Task instructions
Express the stretch from the line containing "Detect and localize" through the line containing "paragraph-record-date: The record" as a two-column CSV with the headers instruction and result, one row per item, placing its text and its answer each in a single quoted field with line breaks changed to spaces. Leave the pictures out.

>> start Recorded data

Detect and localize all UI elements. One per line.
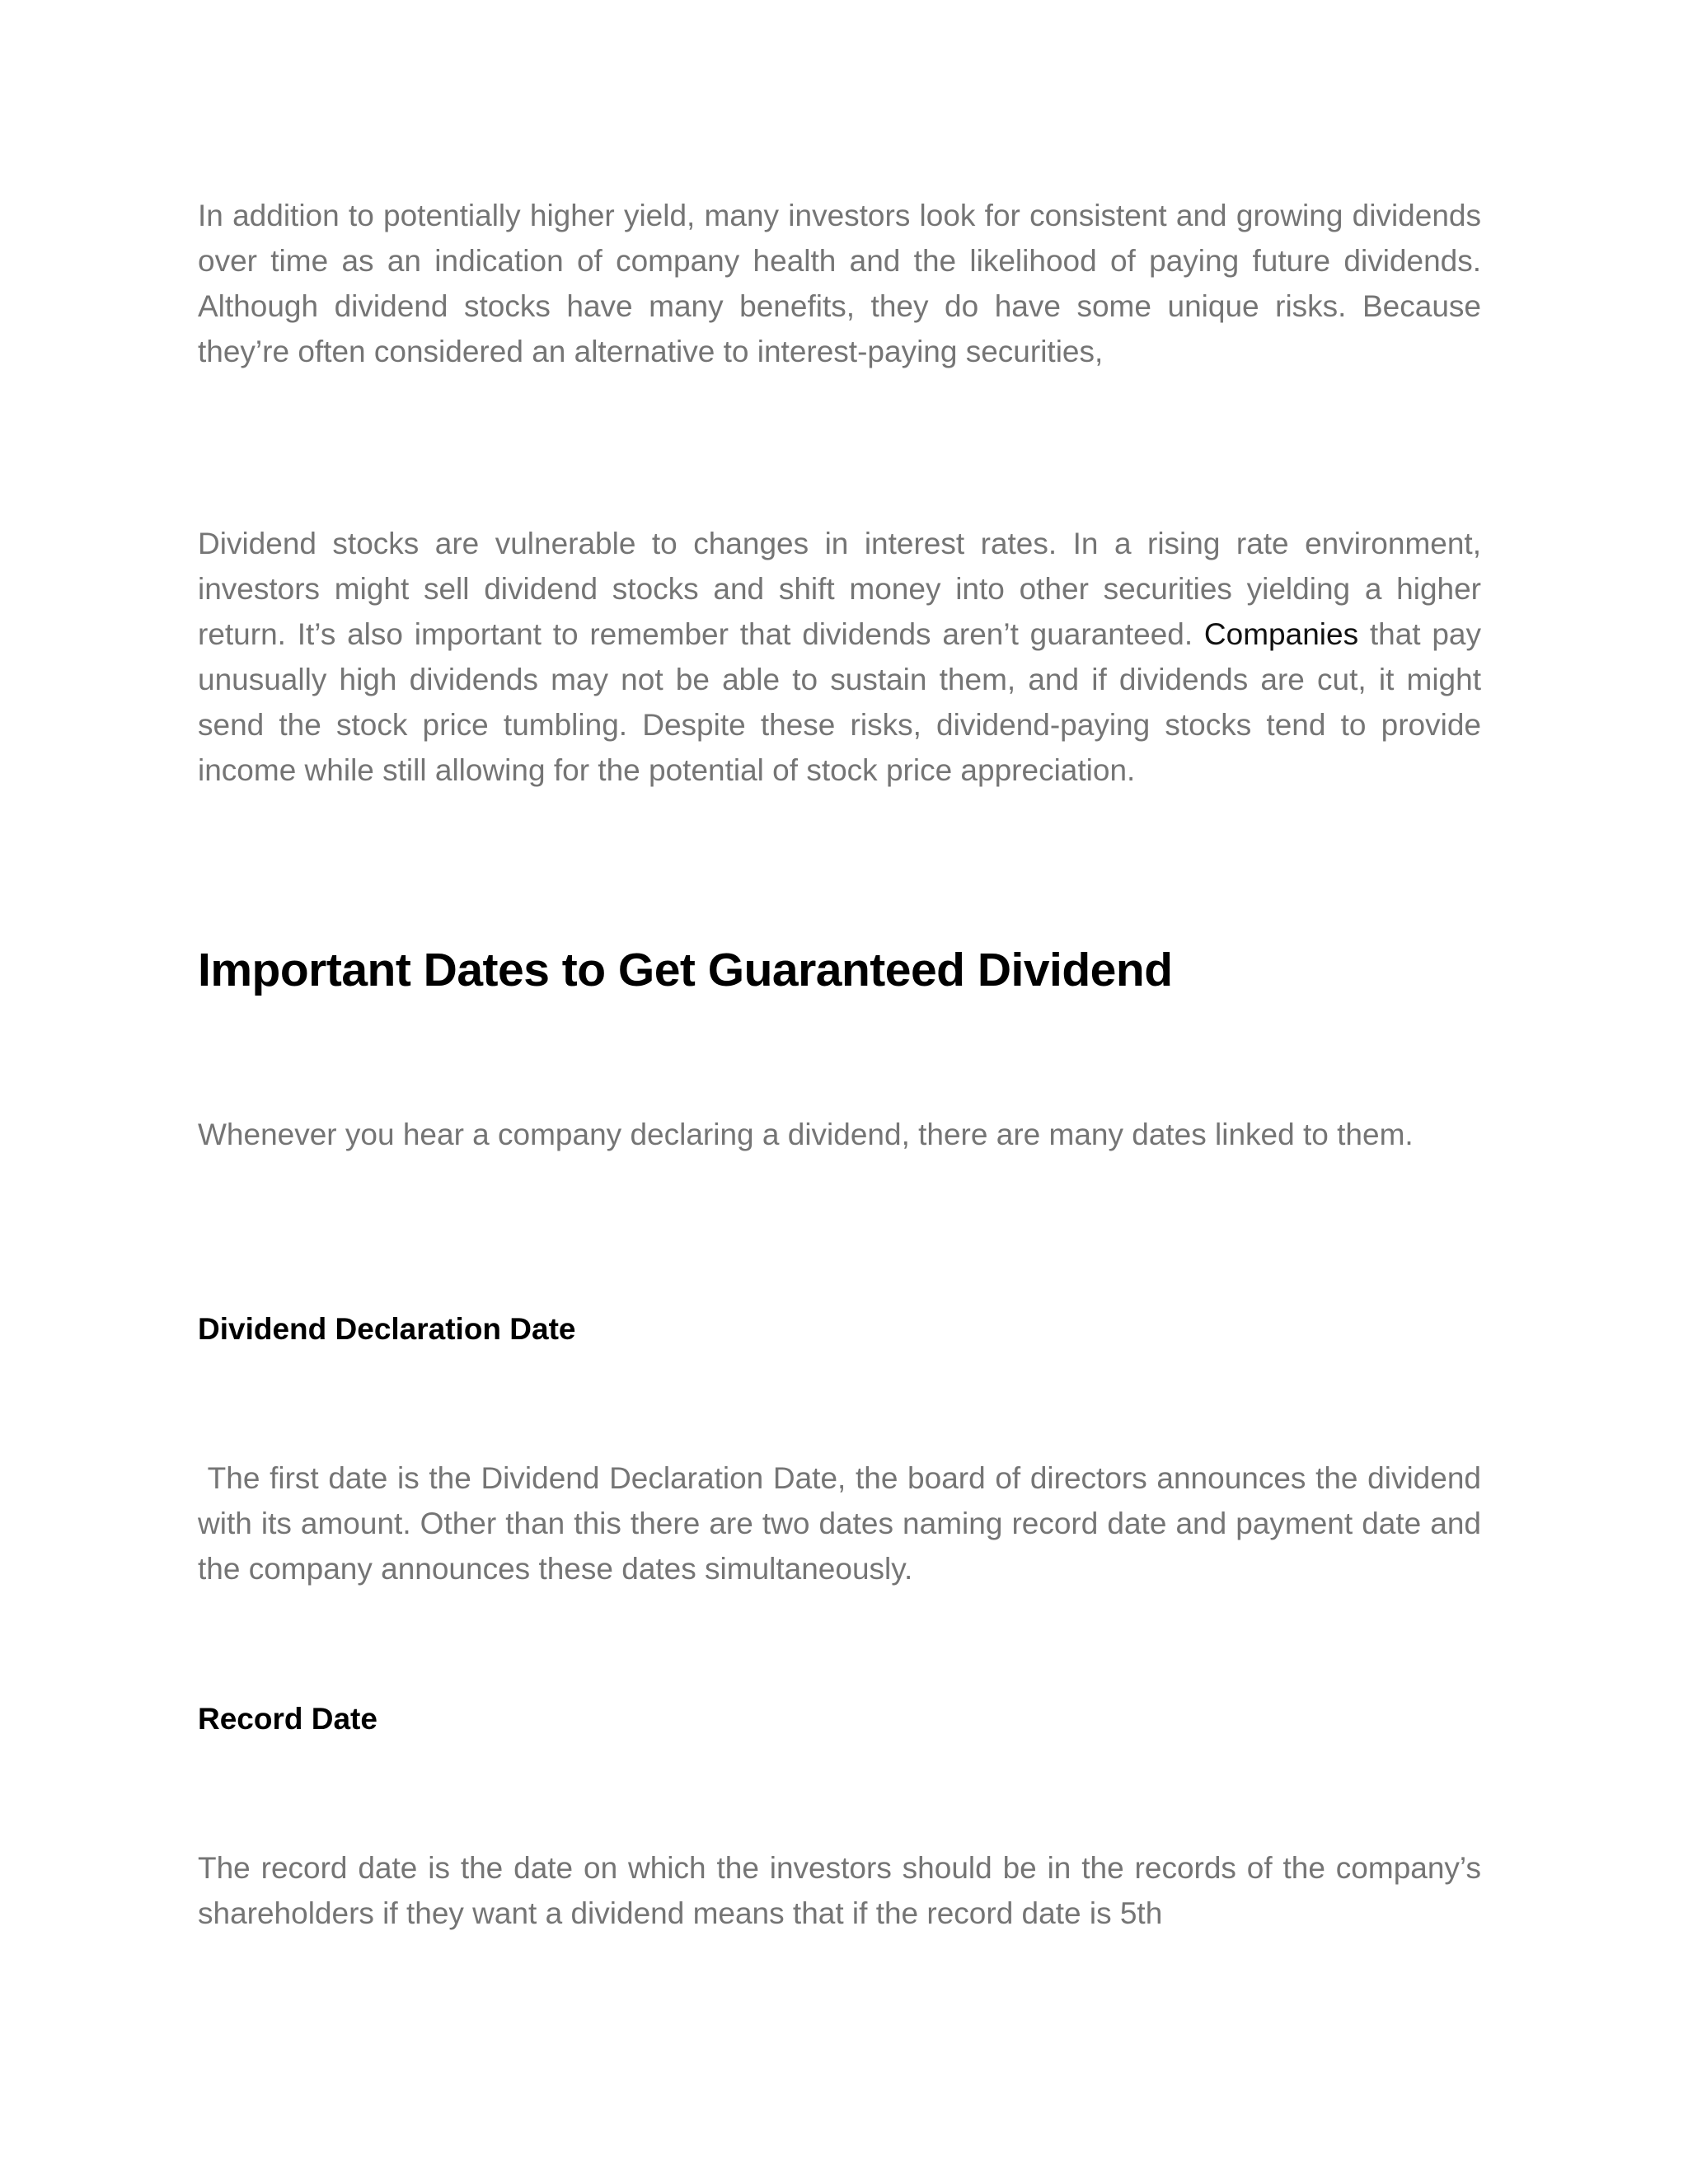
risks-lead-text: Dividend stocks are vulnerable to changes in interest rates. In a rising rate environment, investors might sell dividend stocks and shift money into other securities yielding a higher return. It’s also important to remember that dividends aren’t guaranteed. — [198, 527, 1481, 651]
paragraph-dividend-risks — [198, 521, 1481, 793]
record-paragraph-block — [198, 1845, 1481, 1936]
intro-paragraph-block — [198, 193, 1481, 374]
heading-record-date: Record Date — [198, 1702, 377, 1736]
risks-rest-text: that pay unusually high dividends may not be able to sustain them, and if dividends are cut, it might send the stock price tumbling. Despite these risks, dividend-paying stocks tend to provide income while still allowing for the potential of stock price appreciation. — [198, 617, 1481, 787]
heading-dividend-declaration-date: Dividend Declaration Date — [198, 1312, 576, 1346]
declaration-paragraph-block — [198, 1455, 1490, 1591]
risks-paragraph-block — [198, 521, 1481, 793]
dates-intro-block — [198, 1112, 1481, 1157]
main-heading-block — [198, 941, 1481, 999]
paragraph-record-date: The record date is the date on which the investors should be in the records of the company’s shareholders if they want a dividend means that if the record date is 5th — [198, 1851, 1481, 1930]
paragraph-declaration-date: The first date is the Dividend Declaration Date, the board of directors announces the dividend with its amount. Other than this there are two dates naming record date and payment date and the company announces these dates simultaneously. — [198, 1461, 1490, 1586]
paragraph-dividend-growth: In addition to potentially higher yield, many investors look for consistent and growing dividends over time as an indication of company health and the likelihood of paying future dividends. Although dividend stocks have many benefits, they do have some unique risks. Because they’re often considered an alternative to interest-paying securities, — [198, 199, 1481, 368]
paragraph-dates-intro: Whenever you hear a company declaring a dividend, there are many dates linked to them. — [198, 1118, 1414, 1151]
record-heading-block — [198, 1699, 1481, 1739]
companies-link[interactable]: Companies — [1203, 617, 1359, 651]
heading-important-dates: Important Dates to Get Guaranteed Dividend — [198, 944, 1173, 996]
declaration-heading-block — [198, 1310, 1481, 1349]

>> end Recorded data
>> start Recorded data

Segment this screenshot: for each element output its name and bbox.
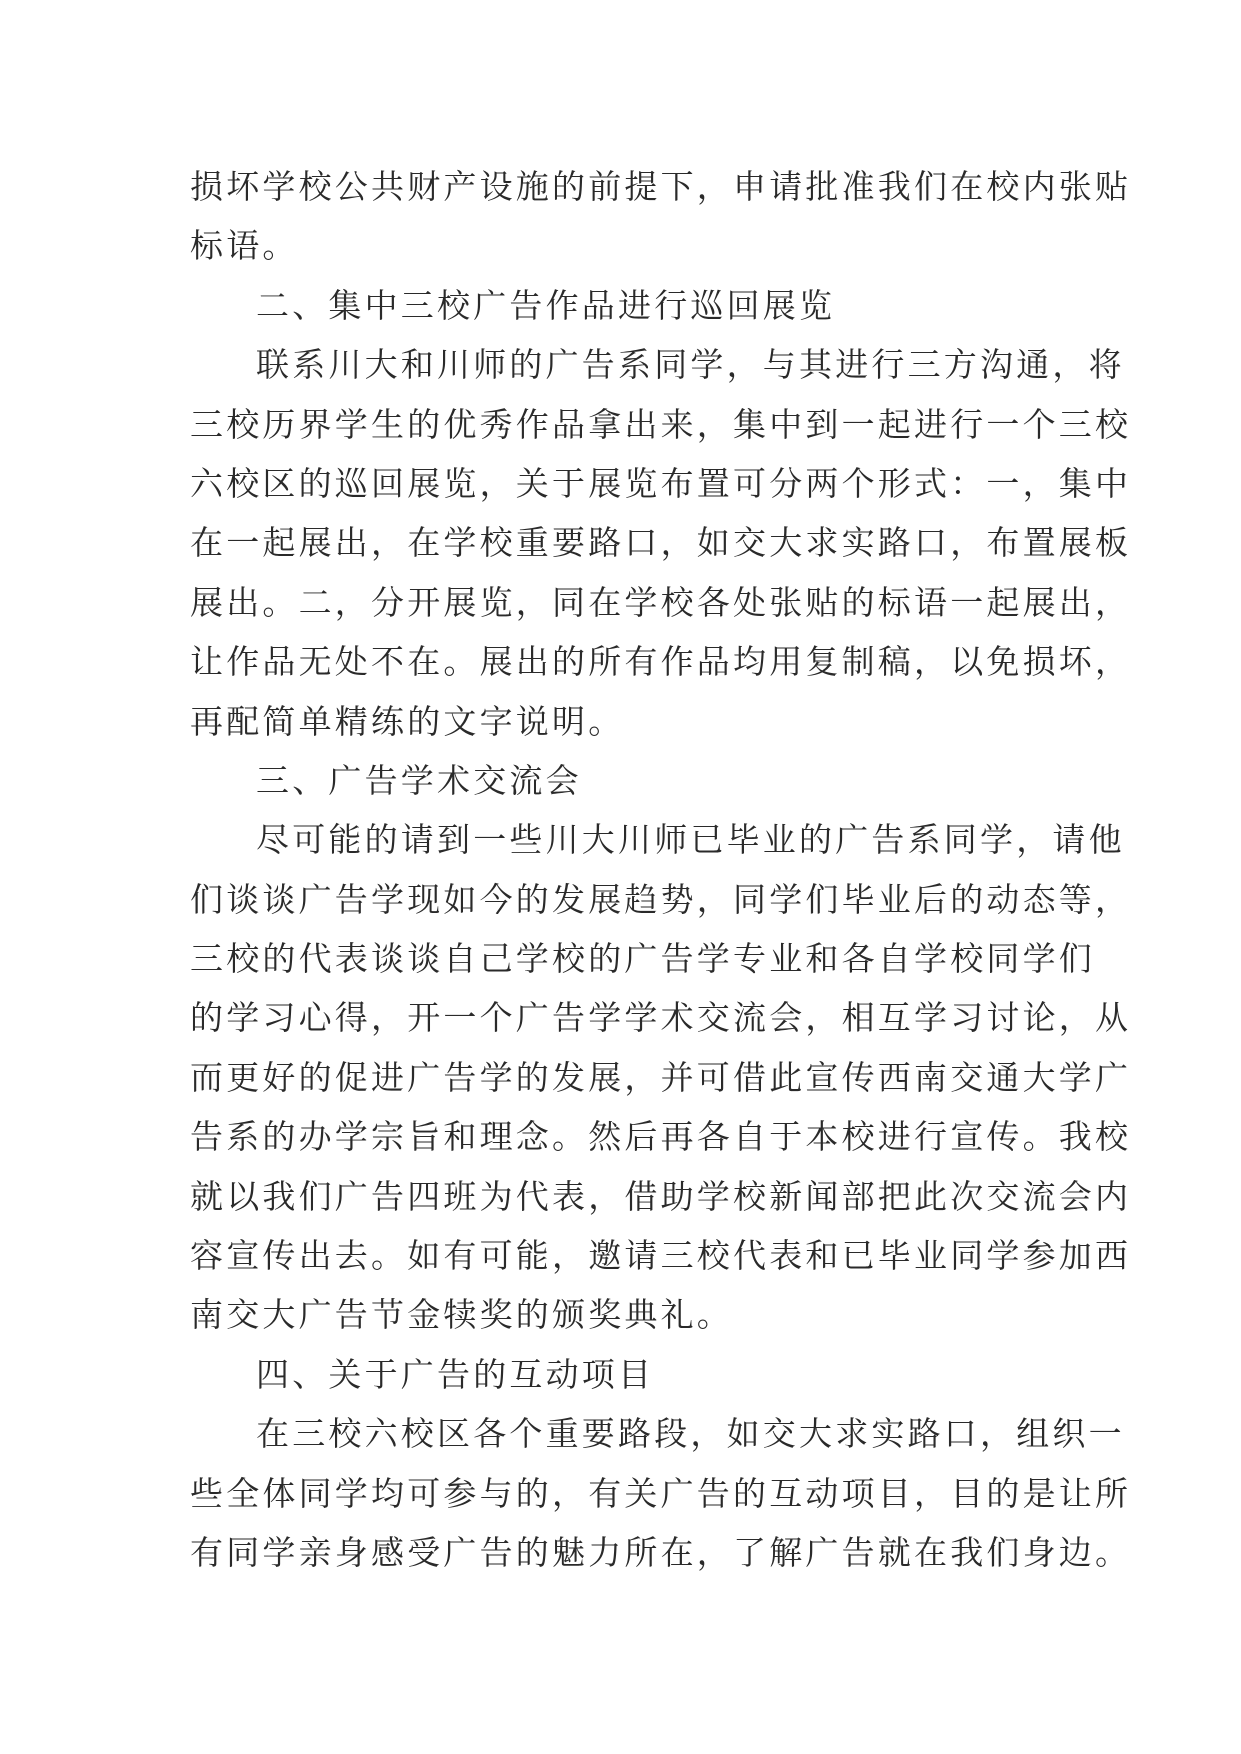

>> end Recorded data

Solution for this task
instruction,result
"Detect and localize all UI elements. One per line.","risks-lead-text: Dividend stocks are vulnerable to changes in interest rates. In a rising rate environment, investors might sell dividend stocks and shift money into other securities yielding a higher return. It’s also important to remember that dividends aren’t guaranteed. — [198, 527, 1481, 651] paragraph-dividend-risks — [198, 521, 1481, 793] record-paragraph-block — [198, 1845, 1481, 1936] intro-paragraph-block — [198, 193, 1481, 374] heading-record-date: Record Date — [198, 1702, 377, 1736] risks-rest-text: that pay unusually high dividends may not be able to sustain them, and if dividends are cut, it might send the stock price tumbling. Despite these risks, dividend-paying stocks tend to provide income while still allowing for the potential of stock price appreciation. — [198, 617, 1481, 787] heading-dividend-declaration-date: Dividend Declaration Date — [198, 1312, 576, 1346] declaration-paragraph-block — [198, 1455, 1490, 1591] risks-paragraph-block — [198, 521, 1481, 793] dates-intro-block — [198, 1112, 1481, 1157] main-heading-block — [198, 941, 1481, 999] paragraph-record-date: The record date is the date on which the investors should be in the records of the company’s shareholders if they want a dividend means that if the record date is 5th — [198, 1851, 1481, 1930]"